• [Entries provided]:

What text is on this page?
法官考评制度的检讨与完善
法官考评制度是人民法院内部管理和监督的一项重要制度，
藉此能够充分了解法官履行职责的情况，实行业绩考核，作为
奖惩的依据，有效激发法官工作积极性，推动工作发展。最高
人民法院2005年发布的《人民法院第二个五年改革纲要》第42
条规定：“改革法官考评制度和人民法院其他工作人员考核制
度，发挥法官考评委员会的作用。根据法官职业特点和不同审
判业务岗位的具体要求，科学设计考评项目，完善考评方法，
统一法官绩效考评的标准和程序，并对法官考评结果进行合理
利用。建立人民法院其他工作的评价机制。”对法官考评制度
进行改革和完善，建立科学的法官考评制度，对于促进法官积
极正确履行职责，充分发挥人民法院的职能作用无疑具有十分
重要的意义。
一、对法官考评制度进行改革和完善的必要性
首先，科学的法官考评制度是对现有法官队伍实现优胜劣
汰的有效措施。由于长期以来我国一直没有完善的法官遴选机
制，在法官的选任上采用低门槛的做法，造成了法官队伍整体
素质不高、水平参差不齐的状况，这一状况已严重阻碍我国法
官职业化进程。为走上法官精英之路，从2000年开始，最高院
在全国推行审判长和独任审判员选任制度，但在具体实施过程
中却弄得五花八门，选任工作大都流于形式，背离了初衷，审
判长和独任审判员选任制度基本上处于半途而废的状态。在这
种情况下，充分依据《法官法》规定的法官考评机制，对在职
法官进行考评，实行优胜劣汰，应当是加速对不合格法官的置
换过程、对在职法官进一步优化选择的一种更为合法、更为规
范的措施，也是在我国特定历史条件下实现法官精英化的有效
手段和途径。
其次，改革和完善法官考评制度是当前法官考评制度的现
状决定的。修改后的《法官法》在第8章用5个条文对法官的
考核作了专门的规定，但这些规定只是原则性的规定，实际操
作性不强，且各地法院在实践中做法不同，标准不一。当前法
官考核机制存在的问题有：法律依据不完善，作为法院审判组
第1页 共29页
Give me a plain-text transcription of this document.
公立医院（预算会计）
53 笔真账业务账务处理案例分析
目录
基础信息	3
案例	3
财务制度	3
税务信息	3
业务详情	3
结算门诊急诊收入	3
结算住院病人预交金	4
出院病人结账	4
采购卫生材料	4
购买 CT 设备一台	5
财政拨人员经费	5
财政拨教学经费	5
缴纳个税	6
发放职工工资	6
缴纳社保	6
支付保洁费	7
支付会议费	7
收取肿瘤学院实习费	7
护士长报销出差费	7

• [Exercise objective]: Transcribe all of the material exactly. Omit nothing.

• [Solution to this exercise]:
What text is on this page?
法官考评制度的检讨与完善
法官考评制度是人民法院内部管理和监督的一项重要制度，
藉此能够充分了解法官履行职责的情况，实行业绩考核，作为
奖惩的依据，有效激发法官工作积极性，推动工作发展。最高
人民法院2005年发布的《人民法院第二个五年改革纲要》第42
条规定：“改革法官考评制度和人民法院其他工作人员考核制
度，发挥法官考评委员会的作用。根据法官职业特点和不同审
判业务岗位的具体要求，科学设计考评项目，完善考评方法，
统一法官绩效考评的标准和程序，并对法官考评结果进行合理
利用。建立人民法院其他工作的评价机制。”对法官考评制度
进行改革和完善，建立科学的法官考评制度，对于促进法官积
极正确履行职责，充分发挥人民法院的职能作用无疑具有十分
重要的意义。
一、对法官考评制度进行改革和完善的必要性
首先，科学的法官考评制度是对现有法官队伍实现优胜劣
汰的有效措施。由于长期以来我国一直没有完善的法官遴选机
制，在法官的选任上采用低门槛的做法，造成了法官队伍整体
素质不高、水平参差不齐的状况，这一状况已严重阻碍我国法
官职业化进程。为走上法官精英之路，从2000年开始，最高院
在全国推行审判长和独任审判员选任制度，但在具体实施过程
中却弄得五花八门，选任工作大都流于形式，背离了初衷，审
判长和独任审判员选任制度基本上处于半途而废的状态。在这
种情况下，充分依据《法官法》规定的法官考评机制，对在职
法官进行考评，实行优胜劣汰，应当是加速对不合格法官的置
换过程、对在职法官进一步优化选择的一种更为合法、更为规
范的措施，也是在我国特定历史条件下实现法官精英化的有效
手段和途径。
其次，改革和完善法官考评制度是当前法官考评制度的现
状决定的。修改后的《法官法》在第8章用5个条文对法官的
考核作了专门的规定，但这些规定只是原则性的规定，实际操
作性不强，且各地法院在实践中做法不同，标准不一。当前法
官考核机制存在的问题有：法律依据不完善，作为法院审判组
第1页 共29页
Give me a plain-text transcription of this document.
公立医院（预算会计）
53 笔真账业务账务处理案例分析
目录
基础信息	3
案例	3
财务制度	3
税务信息	3
业务详情	3
结算门诊急诊收入	3
结算住院病人预交金	4
出院病人结账	4
采购卫生材料	4
购买 CT 设备一台	5
财政拨人员经费	5
财政拨教学经费	5
缴纳个税	6
发放职工工资	6
缴纳社保	6
支付保洁费	7
支付会议费	7
收取肿瘤学院实习费	7
护士长报销出差费	7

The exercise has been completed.